SHORT EXERCISE A →
In the excerpt on Belarus, when did the first quasi-veche in modern Belarus take place?
SHORT EXERCISE B →
In the excerpt on Belarus, shorten the paragraph that begins "During the run-up to the Fifth ABPA" into a bulleted list that keeps its main facts.

DOCUMENT EXCERPT →
It is not by accident that in modern Belarus, the first such quasi-veche took place in October 1996, on the eve of a constitutional crisis when the legislature and the executive branch were at loggerheads. Among other things, the First ABPA approved the changes in the constitution that were to greatly expand the powers of the president. These changes were subsequently enacted, despite the will of the then-intransigent parliament.
During the run-up to the Fifth ABPA, the debates about reforming the shrinking Belarusian economy intensified (see EDM, June 22). They were sparked by an article written by Sergei, Tkachev, a former economic advisor to President Alyaksandr Lukashenka. In it, Tkachev warned against preaching macroeconomic stability while sparing credit policy. In his opinion, such an approach would eliminate Belarusian industry and boost financial speculation. Tkachev is in favor of differentiating corporate tax and interest rates to stimulate specific enterprises and industrial sectors. He believes that credit expansion—i.e., an increase of the money supply in the economy—would not fuel inflation if thorough control is exercised over targeted spending of industrial loans (Belarus Segodnya, May 31).
Tkachev’s opponents, Natalya Mironchik and Sergei Gritsuk—two of the authors of the “Program of Socioeconomic Development of Belarus in 2016–2020,” prepared for the Fifth ABPA—claim that current asset deficits in Belarusian industrial sectors have reached a critical threshold and that the enterprises are having a hard time servicing their pre-existing loans. In their view, the critical problem of the Belarusian economy is its low efficiency. If this is the case, credit expansion will only make it worse, boosting inflation, which is already at 12–13 percent per year (in that regard, Belarus is 175th among 188 world countries). Moreover, in the Eurozone, the growth in bank credit during 2010–2015 amounted to 0.9 percent and in the United States to 2.1 percent; in Belarus, the respective indicator is 37.1 percent. No assurances exist that “thorough control” over loans will result in the optimal distribution of credit. Also, easy loans will make the already over-credited enterprises even less competitive. If the enterprise is grossly inefficient, it cannot be helped by easy money. Only true drivers of the economy deserve credit resources, Mironchik and Gritsuk posit (Belarus Segodnya, June 15).

SUPPLIED DATA →
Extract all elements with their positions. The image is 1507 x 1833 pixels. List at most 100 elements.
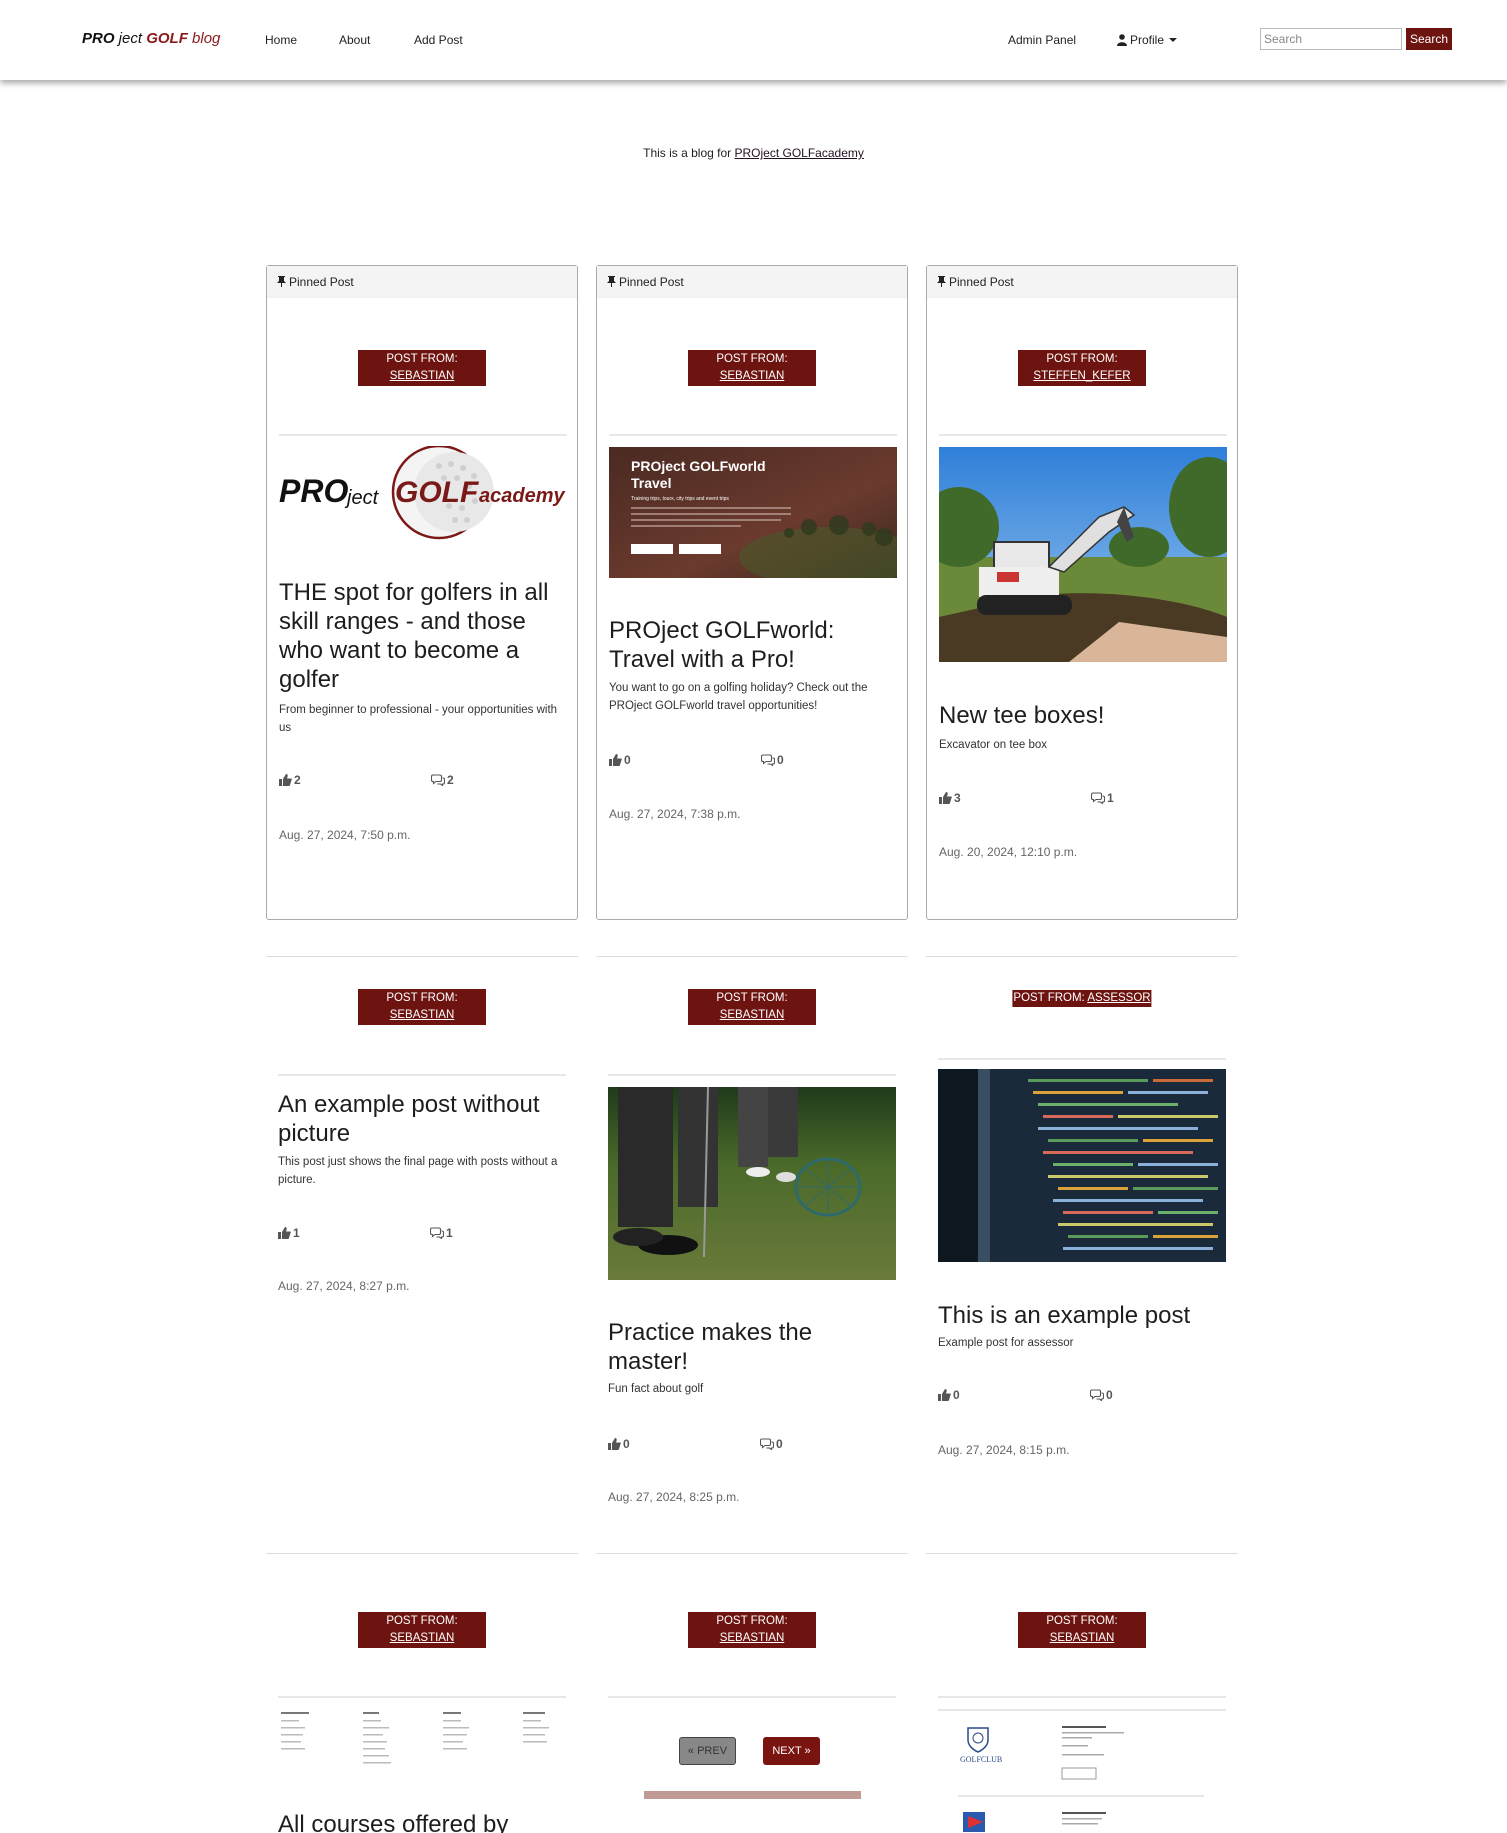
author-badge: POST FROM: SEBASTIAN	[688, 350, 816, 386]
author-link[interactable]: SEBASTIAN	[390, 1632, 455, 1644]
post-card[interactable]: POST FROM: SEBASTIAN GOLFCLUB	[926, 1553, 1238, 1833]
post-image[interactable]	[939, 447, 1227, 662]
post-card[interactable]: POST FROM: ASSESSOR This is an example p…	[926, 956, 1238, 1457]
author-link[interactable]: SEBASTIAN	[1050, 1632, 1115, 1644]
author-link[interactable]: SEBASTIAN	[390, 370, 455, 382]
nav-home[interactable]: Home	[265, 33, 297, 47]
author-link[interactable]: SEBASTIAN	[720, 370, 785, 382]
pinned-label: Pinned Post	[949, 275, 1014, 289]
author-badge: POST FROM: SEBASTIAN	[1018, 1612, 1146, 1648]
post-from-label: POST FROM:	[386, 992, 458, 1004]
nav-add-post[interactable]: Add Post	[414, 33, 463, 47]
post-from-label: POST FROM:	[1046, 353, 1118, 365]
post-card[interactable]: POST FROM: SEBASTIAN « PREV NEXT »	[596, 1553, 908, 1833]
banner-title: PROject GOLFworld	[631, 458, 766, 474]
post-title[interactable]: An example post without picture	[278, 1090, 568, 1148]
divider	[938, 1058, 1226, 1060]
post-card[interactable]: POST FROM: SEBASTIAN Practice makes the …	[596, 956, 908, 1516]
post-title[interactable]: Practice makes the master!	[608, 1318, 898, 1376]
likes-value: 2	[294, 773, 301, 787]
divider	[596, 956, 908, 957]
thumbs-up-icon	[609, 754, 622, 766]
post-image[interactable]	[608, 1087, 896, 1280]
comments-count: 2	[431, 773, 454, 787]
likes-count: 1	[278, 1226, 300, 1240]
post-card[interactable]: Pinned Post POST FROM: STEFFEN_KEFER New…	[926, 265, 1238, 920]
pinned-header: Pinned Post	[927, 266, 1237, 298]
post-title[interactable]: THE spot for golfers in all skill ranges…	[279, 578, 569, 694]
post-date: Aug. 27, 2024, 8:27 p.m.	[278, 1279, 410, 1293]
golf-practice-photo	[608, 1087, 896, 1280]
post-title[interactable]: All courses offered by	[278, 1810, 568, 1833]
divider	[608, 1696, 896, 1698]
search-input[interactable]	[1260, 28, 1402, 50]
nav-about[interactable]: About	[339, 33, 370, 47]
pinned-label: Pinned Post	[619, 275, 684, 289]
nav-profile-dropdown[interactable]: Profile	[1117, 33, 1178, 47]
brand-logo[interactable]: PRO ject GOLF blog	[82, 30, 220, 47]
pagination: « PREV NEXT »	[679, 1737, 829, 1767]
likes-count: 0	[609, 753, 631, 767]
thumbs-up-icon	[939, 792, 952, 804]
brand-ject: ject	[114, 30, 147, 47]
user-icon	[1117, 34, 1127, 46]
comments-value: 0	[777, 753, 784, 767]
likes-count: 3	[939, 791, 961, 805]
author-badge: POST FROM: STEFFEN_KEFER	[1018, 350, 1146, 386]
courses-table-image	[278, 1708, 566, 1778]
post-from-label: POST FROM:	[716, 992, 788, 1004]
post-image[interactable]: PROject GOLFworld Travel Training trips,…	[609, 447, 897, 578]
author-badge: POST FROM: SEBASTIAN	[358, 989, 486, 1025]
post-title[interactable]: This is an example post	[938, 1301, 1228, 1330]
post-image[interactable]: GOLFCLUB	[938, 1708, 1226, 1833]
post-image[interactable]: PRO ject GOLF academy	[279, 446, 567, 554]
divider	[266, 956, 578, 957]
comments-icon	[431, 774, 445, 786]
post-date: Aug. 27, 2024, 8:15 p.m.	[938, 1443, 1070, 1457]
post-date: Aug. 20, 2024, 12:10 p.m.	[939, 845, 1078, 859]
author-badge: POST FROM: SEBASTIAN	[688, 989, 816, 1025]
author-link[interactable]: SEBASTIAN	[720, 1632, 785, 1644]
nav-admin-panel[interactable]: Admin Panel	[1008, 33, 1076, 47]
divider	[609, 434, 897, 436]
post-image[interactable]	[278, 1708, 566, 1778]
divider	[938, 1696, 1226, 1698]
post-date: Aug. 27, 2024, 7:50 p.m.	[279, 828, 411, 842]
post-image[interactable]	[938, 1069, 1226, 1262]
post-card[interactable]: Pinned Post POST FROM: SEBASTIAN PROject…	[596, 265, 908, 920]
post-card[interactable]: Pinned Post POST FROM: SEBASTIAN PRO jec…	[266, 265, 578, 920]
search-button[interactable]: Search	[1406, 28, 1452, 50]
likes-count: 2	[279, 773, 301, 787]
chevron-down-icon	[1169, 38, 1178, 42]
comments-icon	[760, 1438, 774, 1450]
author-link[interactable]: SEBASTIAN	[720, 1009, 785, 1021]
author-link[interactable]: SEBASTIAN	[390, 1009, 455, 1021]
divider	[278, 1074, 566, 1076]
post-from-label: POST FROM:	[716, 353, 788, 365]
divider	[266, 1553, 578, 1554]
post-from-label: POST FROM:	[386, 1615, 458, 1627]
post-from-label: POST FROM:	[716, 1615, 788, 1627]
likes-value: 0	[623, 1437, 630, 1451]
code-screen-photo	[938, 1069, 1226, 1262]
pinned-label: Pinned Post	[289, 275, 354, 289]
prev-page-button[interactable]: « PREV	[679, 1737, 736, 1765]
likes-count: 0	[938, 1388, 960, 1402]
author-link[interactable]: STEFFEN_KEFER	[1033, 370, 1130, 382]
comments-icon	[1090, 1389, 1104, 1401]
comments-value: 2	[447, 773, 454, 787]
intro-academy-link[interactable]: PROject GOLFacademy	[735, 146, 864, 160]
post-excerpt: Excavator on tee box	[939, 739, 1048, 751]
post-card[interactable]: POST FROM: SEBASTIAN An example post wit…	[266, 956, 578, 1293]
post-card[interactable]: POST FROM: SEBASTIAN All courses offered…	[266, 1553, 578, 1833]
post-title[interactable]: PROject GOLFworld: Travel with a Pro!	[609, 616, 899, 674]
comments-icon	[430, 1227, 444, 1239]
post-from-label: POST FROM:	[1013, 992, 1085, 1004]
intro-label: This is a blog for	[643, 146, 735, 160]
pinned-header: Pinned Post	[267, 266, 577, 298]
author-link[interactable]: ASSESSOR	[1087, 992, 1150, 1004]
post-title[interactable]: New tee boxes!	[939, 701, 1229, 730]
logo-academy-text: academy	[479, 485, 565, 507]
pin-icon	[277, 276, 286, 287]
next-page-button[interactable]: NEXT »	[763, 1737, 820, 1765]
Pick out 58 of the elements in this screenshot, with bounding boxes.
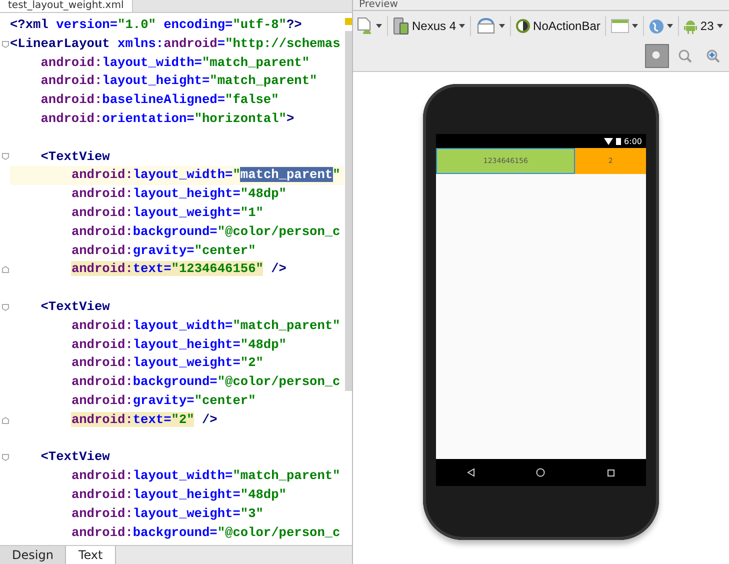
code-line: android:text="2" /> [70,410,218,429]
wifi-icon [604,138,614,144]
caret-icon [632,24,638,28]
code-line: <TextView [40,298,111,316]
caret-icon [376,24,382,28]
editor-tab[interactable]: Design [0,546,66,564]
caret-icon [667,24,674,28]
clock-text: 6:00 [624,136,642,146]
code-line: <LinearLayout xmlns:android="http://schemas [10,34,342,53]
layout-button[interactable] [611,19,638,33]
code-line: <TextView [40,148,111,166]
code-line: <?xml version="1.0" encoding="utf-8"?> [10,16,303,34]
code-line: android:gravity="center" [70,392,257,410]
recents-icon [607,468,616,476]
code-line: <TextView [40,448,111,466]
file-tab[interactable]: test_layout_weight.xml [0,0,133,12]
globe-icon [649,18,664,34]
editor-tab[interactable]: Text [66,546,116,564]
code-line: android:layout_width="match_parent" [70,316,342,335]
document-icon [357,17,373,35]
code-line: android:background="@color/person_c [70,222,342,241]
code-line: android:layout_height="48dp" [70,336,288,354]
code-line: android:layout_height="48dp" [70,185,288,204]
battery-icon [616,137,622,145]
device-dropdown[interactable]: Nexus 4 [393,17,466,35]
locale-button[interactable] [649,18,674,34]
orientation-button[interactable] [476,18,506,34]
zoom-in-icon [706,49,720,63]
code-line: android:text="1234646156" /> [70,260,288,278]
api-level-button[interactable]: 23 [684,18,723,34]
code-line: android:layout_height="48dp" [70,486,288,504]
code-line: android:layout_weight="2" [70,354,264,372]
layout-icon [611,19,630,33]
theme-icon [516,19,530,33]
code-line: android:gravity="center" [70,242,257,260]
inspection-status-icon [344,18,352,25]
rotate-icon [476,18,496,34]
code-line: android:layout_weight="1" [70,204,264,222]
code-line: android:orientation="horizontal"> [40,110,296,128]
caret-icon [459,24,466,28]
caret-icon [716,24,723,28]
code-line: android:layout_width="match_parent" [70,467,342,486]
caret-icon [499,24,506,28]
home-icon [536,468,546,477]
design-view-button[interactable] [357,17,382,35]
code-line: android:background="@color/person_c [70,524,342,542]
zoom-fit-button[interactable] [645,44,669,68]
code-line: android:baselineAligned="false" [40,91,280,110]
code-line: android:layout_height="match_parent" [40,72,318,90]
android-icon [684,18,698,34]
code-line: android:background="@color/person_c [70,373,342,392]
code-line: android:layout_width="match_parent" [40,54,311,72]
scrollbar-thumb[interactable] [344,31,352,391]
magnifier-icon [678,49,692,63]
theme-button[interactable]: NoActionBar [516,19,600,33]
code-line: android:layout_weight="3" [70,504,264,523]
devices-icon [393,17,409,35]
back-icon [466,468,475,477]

RESULT A →
October 1996.

RESULT B →
- Before the Fifth ABPA, debates about reforming the shrinking Belarusian economy intensified.
- They were sparked by an article by Tkachev, a former economic advisor to President Alyaksandr Lukashenka.
- Tkachev warned that preaching macroeconomic stability while sparing credit policy would eliminate Belarusian industry and boost financial speculation.
- He favors differentiating corporate tax and interest rates to stimulate specific enterprises and industrial sectors.
- He believes credit expansion would not fuel inflation if targeted spending of industrial loans is thoroughly controlled.